- **Written problem**
Copy every entry precisely.

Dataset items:
>> Start

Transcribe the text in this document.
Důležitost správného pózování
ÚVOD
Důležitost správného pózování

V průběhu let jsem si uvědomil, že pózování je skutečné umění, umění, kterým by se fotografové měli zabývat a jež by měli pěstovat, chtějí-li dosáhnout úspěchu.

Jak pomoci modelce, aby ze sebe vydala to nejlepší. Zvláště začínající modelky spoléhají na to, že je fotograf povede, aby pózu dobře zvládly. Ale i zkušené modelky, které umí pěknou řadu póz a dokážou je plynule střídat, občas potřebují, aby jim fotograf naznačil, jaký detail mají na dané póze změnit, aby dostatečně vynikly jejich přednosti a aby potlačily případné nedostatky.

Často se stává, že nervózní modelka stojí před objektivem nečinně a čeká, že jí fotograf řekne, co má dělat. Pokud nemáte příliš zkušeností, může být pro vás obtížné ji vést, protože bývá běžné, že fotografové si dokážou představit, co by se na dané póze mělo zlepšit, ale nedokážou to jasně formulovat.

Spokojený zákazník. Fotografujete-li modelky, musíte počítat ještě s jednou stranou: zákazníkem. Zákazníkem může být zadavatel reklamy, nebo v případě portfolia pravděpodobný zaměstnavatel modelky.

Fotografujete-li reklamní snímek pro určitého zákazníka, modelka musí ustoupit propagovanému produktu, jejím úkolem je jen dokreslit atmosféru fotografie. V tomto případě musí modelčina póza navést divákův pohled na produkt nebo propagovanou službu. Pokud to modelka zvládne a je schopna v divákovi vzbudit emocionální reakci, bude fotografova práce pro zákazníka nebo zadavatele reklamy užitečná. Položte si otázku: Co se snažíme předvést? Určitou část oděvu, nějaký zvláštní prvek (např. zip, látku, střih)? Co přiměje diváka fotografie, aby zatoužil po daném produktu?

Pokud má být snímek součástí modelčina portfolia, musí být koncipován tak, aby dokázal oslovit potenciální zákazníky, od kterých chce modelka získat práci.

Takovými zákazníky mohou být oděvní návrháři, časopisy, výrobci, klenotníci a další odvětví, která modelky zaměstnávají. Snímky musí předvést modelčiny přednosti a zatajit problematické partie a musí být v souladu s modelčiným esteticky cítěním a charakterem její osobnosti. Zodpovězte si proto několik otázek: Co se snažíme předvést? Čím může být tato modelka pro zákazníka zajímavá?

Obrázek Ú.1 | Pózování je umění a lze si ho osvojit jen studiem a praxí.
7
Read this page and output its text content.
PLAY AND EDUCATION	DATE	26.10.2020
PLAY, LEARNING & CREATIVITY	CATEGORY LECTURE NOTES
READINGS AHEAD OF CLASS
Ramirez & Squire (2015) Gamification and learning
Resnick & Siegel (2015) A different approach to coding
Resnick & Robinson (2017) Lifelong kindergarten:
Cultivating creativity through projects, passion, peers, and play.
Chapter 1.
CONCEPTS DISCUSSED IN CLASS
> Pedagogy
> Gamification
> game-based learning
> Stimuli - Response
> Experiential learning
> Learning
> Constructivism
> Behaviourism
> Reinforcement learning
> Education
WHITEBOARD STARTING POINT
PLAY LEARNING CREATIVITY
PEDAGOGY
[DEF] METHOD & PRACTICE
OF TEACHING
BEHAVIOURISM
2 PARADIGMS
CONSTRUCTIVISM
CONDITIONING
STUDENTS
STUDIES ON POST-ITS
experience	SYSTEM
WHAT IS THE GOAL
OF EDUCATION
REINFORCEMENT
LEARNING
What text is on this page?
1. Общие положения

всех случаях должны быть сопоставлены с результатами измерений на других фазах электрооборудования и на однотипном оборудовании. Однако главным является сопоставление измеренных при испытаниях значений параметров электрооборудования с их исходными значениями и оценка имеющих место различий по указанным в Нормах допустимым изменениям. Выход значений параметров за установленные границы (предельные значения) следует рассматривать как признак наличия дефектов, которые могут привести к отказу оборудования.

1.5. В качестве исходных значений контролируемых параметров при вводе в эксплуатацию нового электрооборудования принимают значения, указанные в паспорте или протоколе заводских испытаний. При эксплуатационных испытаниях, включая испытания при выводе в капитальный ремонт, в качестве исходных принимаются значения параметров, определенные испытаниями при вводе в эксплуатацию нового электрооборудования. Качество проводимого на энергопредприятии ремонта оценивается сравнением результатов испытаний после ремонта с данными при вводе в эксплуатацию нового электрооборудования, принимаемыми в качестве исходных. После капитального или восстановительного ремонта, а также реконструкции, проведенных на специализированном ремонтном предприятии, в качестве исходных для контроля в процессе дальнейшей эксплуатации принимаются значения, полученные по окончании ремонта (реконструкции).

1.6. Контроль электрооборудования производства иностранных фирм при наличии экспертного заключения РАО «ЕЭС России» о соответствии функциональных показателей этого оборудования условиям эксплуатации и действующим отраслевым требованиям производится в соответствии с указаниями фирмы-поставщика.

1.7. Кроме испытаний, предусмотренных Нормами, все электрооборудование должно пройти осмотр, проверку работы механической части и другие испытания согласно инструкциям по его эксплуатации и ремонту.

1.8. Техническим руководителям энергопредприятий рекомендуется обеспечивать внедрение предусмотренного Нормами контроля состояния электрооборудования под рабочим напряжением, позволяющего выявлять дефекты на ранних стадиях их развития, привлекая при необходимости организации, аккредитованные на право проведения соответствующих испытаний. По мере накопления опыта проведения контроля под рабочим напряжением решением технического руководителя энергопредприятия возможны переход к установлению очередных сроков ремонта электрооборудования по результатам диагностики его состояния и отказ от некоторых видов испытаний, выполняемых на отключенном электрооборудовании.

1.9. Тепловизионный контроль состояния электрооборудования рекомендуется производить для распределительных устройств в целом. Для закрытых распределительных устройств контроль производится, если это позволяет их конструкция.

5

>> End

- **Correct result**
Transcribe the text in this document.
Důležitost správného pózování
ÚVOD
Důležitost správného pózování

V průběhu let jsem si uvědomil, že pózování je skutečné umění, umění, kterým by se fotografové měli zabývat a jež by měli pěstovat, chtějí-li dosáhnout úspěchu.

Jak pomoci modelce, aby ze sebe vydala to nejlepší. Zvláště začínající modelky spoléhají na to, že je fotograf povede, aby pózu dobře zvládly. Ale i zkušené modelky, které umí pěknou řadu póz a dokážou je plynule střídat, občas potřebují, aby jim fotograf naznačil, jaký detail mají na dané póze změnit, aby dostatečně vynikly jejich přednosti a aby potlačily případné nedostatky.

Často se stává, že nervózní modelka stojí před objektivem nečinně a čeká, že jí fotograf řekne, co má dělat. Pokud nemáte příliš zkušeností, může být pro vás obtížné ji vést, protože bývá běžné, že fotografové si dokážou představit, co by se na dané póze mělo zlepšit, ale nedokážou to jasně formulovat.

Spokojený zákazník. Fotografujete-li modelky, musíte počítat ještě s jednou stranou: zákazníkem. Zákazníkem může být zadavatel reklamy, nebo v případě portfolia pravděpodobný zaměstnavatel modelky.

Fotografujete-li reklamní snímek pro určitého zákazníka, modelka musí ustoupit propagovanému produktu, jejím úkolem je jen dokreslit atmosféru fotografie. V tomto případě musí modelčina póza navést divákův pohled na produkt nebo propagovanou službu. Pokud to modelka zvládne a je schopna v divákovi vzbudit emocionální reakci, bude fotografova práce pro zákazníka nebo zadavatele reklamy užitečná. Položte si otázku: Co se snažíme předvést? Určitou část oděvu, nějaký zvláštní prvek (např. zip, látku, střih)? Co přiměje diváka fotografie, aby zatoužil po daném produktu?

Pokud má být snímek součástí modelčina portfolia, musí být koncipován tak, aby dokázal oslovit potenciální zákazníky, od kterých chce modelka získat práci.

Takovými zákazníky mohou být oděvní návrháři, časopisy, výrobci, klenotníci a další odvětví, která modelky zaměstnávají. Snímky musí předvést modelčiny přednosti a zatajit problematické partie a musí být v souladu s modelčiným esteticky cítěním a charakterem její osobnosti. Zodpovězte si proto několik otázek: Co se snažíme předvést? Čím může být tato modelka pro zákazníka zajímavá?

Obrázek Ú.1 | Pózování je umění a lze si ho osvojit jen studiem a praxí.
7
Read this page and output its text content.
PLAY AND EDUCATION	DATE	26.10.2020
PLAY, LEARNING & CREATIVITY	CATEGORY LECTURE NOTES
READINGS AHEAD OF CLASS
Ramirez & Squire (2015) Gamification and learning
Resnick & Siegel (2015) A different approach to coding
Resnick & Robinson (2017) Lifelong kindergarten:
Cultivating creativity through projects, passion, peers, and play.
Chapter 1.
CONCEPTS DISCUSSED IN CLASS
> Pedagogy
> Gamification
> game-based learning
> Stimuli - Response
> Experiential learning
> Learning
> Constructivism
> Behaviourism
> Reinforcement learning
> Education
WHITEBOARD STARTING POINT
PLAY LEARNING CREATIVITY
PEDAGOGY
[DEF] METHOD & PRACTICE
OF TEACHING
BEHAVIOURISM
2 PARADIGMS
CONSTRUCTIVISM
CONDITIONING
STUDENTS
STUDIES ON POST-ITS
experience	SYSTEM
WHAT IS THE GOAL
OF EDUCATION
REINFORCEMENT
LEARNING
What text is on this page?
1. Общие положения

всех случаях должны быть сопоставлены с результатами измерений на других фазах электрооборудования и на однотипном оборудовании. Однако главным является сопоставление измеренных при испытаниях значений параметров электрооборудования с их исходными значениями и оценка имеющих место различий по указанным в Нормах допустимым изменениям. Выход значений параметров за установленные границы (предельные значения) следует рассматривать как признак наличия дефектов, которые могут привести к отказу оборудования.

1.5. В качестве исходных значений контролируемых параметров при вводе в эксплуатацию нового электрооборудования принимают значения, указанные в паспорте или протоколе заводских испытаний. При эксплуатационных испытаниях, включая испытания при выводе в капитальный ремонт, в качестве исходных принимаются значения параметров, определенные испытаниями при вводе в эксплуатацию нового электрооборудования. Качество проводимого на энергопредприятии ремонта оценивается сравнением результатов испытаний после ремонта с данными при вводе в эксплуатацию нового электрооборудования, принимаемыми в качестве исходных. После капитального или восстановительного ремонта, а также реконструкции, проведенных на специализированном ремонтном предприятии, в качестве исходных для контроля в процессе дальнейшей эксплуатации принимаются значения, полученные по окончании ремонта (реконструкции).

1.6. Контроль электрооборудования производства иностранных фирм при наличии экспертного заключения РАО «ЕЭС России» о соответствии функциональных показателей этого оборудования условиям эксплуатации и действующим отраслевым требованиям производится в соответствии с указаниями фирмы-поставщика.

1.7. Кроме испытаний, предусмотренных Нормами, все электрооборудование должно пройти осмотр, проверку работы механической части и другие испытания согласно инструкциям по его эксплуатации и ремонту.

1.8. Техническим руководителям энергопредприятий рекомендуется обеспечивать внедрение предусмотренного Нормами контроля состояния электрооборудования под рабочим напряжением, позволяющего выявлять дефекты на ранних стадиях их развития, привлекая при необходимости организации, аккредитованные на право проведения соответствующих испытаний. По мере накопления опыта проведения контроля под рабочим напряжением решением технического руководителя энергопредприятия возможны переход к установлению очередных сроков ремонта электрооборудования по результатам диагностики его состояния и отказ от некоторых видов испытаний, выполняемых на отключенном электрооборудовании.

1.9. Тепловизионный контроль состояния электрооборудования рекомендуется производить для распределительных устройств в целом. Для закрытых распределительных устройств контроль производится, если это позволяет их конструкция.

5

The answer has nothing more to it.